Write out each entry, exactly the way it appears.
>> begin
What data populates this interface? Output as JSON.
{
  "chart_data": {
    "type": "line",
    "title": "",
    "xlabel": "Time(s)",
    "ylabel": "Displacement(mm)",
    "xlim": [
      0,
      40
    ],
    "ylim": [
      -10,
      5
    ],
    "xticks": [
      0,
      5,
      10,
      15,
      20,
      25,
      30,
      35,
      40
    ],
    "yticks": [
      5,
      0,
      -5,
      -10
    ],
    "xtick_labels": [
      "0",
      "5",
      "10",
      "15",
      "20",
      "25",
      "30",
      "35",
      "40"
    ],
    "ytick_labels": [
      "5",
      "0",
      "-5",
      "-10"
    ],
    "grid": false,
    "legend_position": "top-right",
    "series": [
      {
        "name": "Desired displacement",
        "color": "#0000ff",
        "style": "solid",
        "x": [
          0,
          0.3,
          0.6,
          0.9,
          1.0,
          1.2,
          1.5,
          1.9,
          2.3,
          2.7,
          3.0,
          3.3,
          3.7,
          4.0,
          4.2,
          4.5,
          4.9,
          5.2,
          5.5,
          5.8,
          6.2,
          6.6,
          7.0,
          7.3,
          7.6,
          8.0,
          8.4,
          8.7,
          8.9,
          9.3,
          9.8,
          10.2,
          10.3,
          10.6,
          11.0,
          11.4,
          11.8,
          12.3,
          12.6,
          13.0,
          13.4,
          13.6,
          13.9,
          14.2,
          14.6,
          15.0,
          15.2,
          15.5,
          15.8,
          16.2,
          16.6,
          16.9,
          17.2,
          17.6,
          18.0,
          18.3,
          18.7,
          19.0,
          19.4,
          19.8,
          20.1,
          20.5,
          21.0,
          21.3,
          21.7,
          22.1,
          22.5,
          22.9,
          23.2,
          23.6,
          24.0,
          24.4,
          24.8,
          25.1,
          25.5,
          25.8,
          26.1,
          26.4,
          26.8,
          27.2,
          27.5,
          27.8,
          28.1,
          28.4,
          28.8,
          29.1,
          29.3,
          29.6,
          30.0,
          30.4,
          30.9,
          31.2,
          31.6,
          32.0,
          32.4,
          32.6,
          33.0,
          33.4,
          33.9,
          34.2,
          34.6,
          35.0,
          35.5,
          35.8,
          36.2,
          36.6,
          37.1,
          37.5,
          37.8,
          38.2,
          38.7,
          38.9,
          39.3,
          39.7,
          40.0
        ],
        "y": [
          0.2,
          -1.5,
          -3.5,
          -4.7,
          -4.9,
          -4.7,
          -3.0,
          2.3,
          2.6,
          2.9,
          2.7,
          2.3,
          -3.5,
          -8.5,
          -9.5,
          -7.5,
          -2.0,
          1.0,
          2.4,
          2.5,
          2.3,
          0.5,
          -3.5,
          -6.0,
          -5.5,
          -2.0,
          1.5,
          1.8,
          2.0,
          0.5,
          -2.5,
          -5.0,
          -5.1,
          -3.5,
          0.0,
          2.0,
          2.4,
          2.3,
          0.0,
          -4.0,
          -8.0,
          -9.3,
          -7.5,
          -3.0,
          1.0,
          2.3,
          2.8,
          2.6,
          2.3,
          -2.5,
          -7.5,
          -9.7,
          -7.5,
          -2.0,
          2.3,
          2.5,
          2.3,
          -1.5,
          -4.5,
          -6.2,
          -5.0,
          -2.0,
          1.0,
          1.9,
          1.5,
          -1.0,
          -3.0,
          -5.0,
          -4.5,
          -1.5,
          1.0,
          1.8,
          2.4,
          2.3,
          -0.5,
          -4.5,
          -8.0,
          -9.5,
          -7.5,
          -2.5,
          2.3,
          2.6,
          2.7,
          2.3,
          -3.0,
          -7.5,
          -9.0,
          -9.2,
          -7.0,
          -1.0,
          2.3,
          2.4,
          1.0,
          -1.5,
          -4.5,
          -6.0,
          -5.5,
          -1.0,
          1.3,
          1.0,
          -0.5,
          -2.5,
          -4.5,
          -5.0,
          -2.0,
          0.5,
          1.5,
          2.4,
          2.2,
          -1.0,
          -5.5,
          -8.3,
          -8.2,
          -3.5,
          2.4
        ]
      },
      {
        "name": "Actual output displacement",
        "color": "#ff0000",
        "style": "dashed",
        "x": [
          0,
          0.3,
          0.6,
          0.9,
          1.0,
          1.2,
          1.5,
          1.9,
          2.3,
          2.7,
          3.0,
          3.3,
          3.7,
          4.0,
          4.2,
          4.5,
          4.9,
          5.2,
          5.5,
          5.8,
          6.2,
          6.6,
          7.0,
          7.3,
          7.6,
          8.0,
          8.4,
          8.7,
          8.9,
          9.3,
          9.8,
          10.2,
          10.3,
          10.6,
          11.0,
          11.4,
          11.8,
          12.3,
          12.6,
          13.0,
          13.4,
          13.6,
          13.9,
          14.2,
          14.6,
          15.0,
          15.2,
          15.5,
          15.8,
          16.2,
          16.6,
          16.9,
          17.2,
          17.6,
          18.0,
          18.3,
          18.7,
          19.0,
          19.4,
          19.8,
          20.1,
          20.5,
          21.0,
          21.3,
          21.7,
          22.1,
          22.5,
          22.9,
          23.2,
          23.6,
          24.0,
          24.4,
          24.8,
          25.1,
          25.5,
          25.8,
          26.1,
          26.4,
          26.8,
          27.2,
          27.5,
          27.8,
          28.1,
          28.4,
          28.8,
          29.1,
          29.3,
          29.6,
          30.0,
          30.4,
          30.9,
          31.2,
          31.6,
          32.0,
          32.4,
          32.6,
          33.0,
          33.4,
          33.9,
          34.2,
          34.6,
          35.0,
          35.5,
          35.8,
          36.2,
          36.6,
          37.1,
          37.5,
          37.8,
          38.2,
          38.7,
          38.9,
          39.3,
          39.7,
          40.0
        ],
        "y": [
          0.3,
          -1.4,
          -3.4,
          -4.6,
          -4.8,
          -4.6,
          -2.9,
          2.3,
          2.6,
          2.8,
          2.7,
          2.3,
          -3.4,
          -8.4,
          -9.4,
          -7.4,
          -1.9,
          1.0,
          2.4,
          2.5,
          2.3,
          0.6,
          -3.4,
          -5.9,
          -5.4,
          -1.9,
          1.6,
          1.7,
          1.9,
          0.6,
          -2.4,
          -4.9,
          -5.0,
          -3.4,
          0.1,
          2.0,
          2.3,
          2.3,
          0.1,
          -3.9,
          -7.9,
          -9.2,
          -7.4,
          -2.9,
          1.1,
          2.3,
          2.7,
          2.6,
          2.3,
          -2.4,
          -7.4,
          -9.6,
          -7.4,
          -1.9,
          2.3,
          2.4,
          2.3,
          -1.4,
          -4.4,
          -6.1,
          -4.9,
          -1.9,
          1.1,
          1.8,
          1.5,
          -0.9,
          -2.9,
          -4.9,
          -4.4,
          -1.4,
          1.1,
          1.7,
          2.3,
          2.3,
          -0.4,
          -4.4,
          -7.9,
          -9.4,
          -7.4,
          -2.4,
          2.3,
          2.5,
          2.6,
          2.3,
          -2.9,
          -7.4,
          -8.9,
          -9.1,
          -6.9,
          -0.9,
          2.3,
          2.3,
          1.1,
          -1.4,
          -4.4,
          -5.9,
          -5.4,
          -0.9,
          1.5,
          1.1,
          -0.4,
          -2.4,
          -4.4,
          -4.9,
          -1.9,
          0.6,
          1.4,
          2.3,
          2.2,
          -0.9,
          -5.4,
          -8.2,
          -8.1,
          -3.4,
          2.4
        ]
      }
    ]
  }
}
>> end
_ANSWER FOR THE TASK_.
What data populates this interface? Output as JSON.
{
  "chart_data": {
    "type": "line",
    "title": "",
    "xlabel": "Time(s)",
    "ylabel": "Displacement(mm)",
    "xlim": [
      0,
      40
    ],
    "ylim": [
      -10,
      5
    ],
    "xticks": [
      0,
      5,
      10,
      15,
      20,
      25,
      30,
      35,
      40
    ],
    "yticks": [
      5,
      0,
      -5,
      -10
    ],
    "xtick_labels": [
      "0",
      "5",
      "10",
      "15",
      "20",
      "25",
      "30",
      "35",
      "40"
    ],
    "ytick_labels": [
      "5",
      "0",
      "-5",
      "-10"
    ],
    "grid": false,
    "legend_position": "top-right",
    "series": [
      {
        "name": "Desired displacement",
        "color": "#0000ff",
        "style": "solid",
        "x": [
          0,
          0.3,
          0.6,
          0.9,
          1.0,
          1.2,
          1.5,
          1.9,
          2.3,
          2.7,
          3.0,
          3.3,
          3.7,
          4.0,
          4.2,
          4.5,
          4.9,
          5.2,
          5.5,
          5.8,
          6.2,
          6.6,
          7.0,
          7.3,
          7.6,
          8.0,
          8.4,
          8.7,
          8.9,
          9.3,
          9.8,
          10.2,
          10.3,
          10.6,
          11.0,
          11.4,
          11.8,
          12.3,
          12.6,
          13.0,
          13.4,
          13.6,
          13.9,
          14.2,
          14.6,
          15.0,
          15.2,
          15.5,
          15.8,
          16.2,
          16.6,
          16.9,
          17.2,
          17.6,
          18.0,
          18.3,
          18.7,
          19.0,
          19.4,
          19.8,
          20.1,
          20.5,
          21.0,
          21.3,
          21.7,
          22.1,
          22.5,
          22.9,
          23.2,
          23.6,
          24.0,
          24.4,
          24.8,
          25.1,
          25.5,
          25.8,
          26.1,
          26.4,
          26.8,
          27.2,
          27.5,
          27.8,
          28.1,
          28.4,
          28.8,
          29.1,
          29.3,
          29.6,
          30.0,
          30.4,
          30.9,
          31.2,
          31.6,
          32.0,
          32.4,
          32.6,
          33.0,
          33.4,
          33.9,
          34.2,
          34.6,
          35.0,
          35.5,
          35.8,
          36.2,
          36.6,
          37.1,
          37.5,
          37.8,
          38.2,
          38.7,
          38.9,
          39.3,
          39.7,
          40.0
        ],
        "y": [
          0.2,
          -1.5,
          -3.5,
          -4.7,
          -4.9,
          -4.7,
          -3.0,
          2.3,
          2.6,
          2.9,
          2.7,
          2.3,
          -3.5,
          -8.5,
          -9.5,
          -7.5,
          -2.0,
          1.0,
          2.4,
          2.5,
          2.3,
          0.5,
          -3.5,
          -6.0,
          -5.5,
          -2.0,
          1.5,
          1.8,
          2.0,
          0.5,
          -2.5,
          -5.0,
          -5.1,
          -3.5,
          0.0,
          2.0,
          2.4,
          2.3,
          0.0,
          -4.0,
          -8.0,
          -9.3,
          -7.5,
          -3.0,
          1.0,
          2.3,
          2.8,
          2.6,
          2.3,
          -2.5,
          -7.5,
          -9.7,
          -7.5,
          -2.0,
          2.3,
          2.5,
          2.3,
          -1.5,
          -4.5,
          -6.2,
          -5.0,
          -2.0,
          1.0,
          1.9,
          1.5,
          -1.0,
          -3.0,
          -5.0,
          -4.5,
          -1.5,
          1.0,
          1.8,
          2.4,
          2.3,
          -0.5,
          -4.5,
          -8.0,
          -9.5,
          -7.5,
          -2.5,
          2.3,
          2.6,
          2.7,
          2.3,
          -3.0,
          -7.5,
          -9.0,
          -9.2,
          -7.0,
          -1.0,
          2.3,
          2.4,
          1.0,
          -1.5,
          -4.5,
          -6.0,
          -5.5,
          -1.0,
          1.3,
          1.0,
          -0.5,
          -2.5,
          -4.5,
          -5.0,
          -2.0,
          0.5,
          1.5,
          2.4,
          2.2,
          -1.0,
          -5.5,
          -8.3,
          -8.2,
          -3.5,
          2.4
        ]
      },
      {
        "name": "Actual output displacement",
        "color": "#ff0000",
        "style": "dashed",
        "x": [
          0,
          0.3,
          0.6,
          0.9,
          1.0,
          1.2,
          1.5,
          1.9,
          2.3,
          2.7,
          3.0,
          3.3,
          3.7,
          4.0,
          4.2,
          4.5,
          4.9,
          5.2,
          5.5,
          5.8,
          6.2,
          6.6,
          7.0,
          7.3,
          7.6,
          8.0,
          8.4,
          8.7,
          8.9,
          9.3,
          9.8,
          10.2,
          10.3,
          10.6,
          11.0,
          11.4,
          11.8,
          12.3,
          12.6,
          13.0,
          13.4,
          13.6,
          13.9,
          14.2,
          14.6,
          15.0,
          15.2,
          15.5,
          15.8,
          16.2,
          16.6,
          16.9,
          17.2,
          17.6,
          18.0,
          18.3,
          18.7,
          19.0,
          19.4,
          19.8,
          20.1,
          20.5,
          21.0,
          21.3,
          21.7,
          22.1,
          22.5,
          22.9,
          23.2,
          23.6,
          24.0,
          24.4,
          24.8,
          25.1,
          25.5,
          25.8,
          26.1,
          26.4,
          26.8,
          27.2,
          27.5,
          27.8,
          28.1,
          28.4,
          28.8,
          29.1,
          29.3,
          29.6,
          30.0,
          30.4,
          30.9,
          31.2,
          31.6,
          32.0,
          32.4,
          32.6,
          33.0,
          33.4,
          33.9,
          34.2,
          34.6,
          35.0,
          35.5,
          35.8,
          36.2,
          36.6,
          37.1,
          37.5,
          37.8,
          38.2,
          38.7,
          38.9,
          39.3,
          39.7,
          40.0
        ],
        "y": [
          0.3,
          -1.4,
          -3.4,
          -4.6,
          -4.8,
          -4.6,
          -2.9,
          2.3,
          2.6,
          2.8,
          2.7,
          2.3,
          -3.4,
          -8.4,
          -9.4,
          -7.4,
          -1.9,
          1.0,
          2.4,
          2.5,
          2.3,
          0.6,
          -3.4,
          -5.9,
          -5.4,
          -1.9,
          1.6,
          1.7,
          1.9,
          0.6,
          -2.4,
          -4.9,
          -5.0,
          -3.4,
          0.1,
          2.0,
          2.3,
          2.3,
          0.1,
          -3.9,
          -7.9,
          -9.2,
          -7.4,
          -2.9,
          1.1,
          2.3,
          2.7,
          2.6,
          2.3,
          -2.4,
          -7.4,
          -9.6,
          -7.4,
          -1.9,
          2.3,
          2.4,
          2.3,
          -1.4,
          -4.4,
          -6.1,
          -4.9,
          -1.9,
          1.1,
          1.8,
          1.5,
          -0.9,
          -2.9,
          -4.9,
          -4.4,
          -1.4,
          1.1,
          1.7,
          2.3,
          2.3,
          -0.4,
          -4.4,
          -7.9,
          -9.4,
          -7.4,
          -2.4,
          2.3,
          2.5,
          2.6,
          2.3,
          -2.9,
          -7.4,
          -8.9,
          -9.1,
          -6.9,
          -0.9,
          2.3,
          2.3,
          1.1,
          -1.4,
          -4.4,
          -5.9,
          -5.4,
          -0.9,
          1.5,
          1.1,
          -0.4,
          -2.4,
          -4.4,
          -4.9,
          -1.9,
          0.6,
          1.4,
          2.3,
          2.2,
          -0.9,
          -5.4,
          -8.2,
          -8.1,
          -3.4,
          2.4
        ]
      }
    ]
  }
}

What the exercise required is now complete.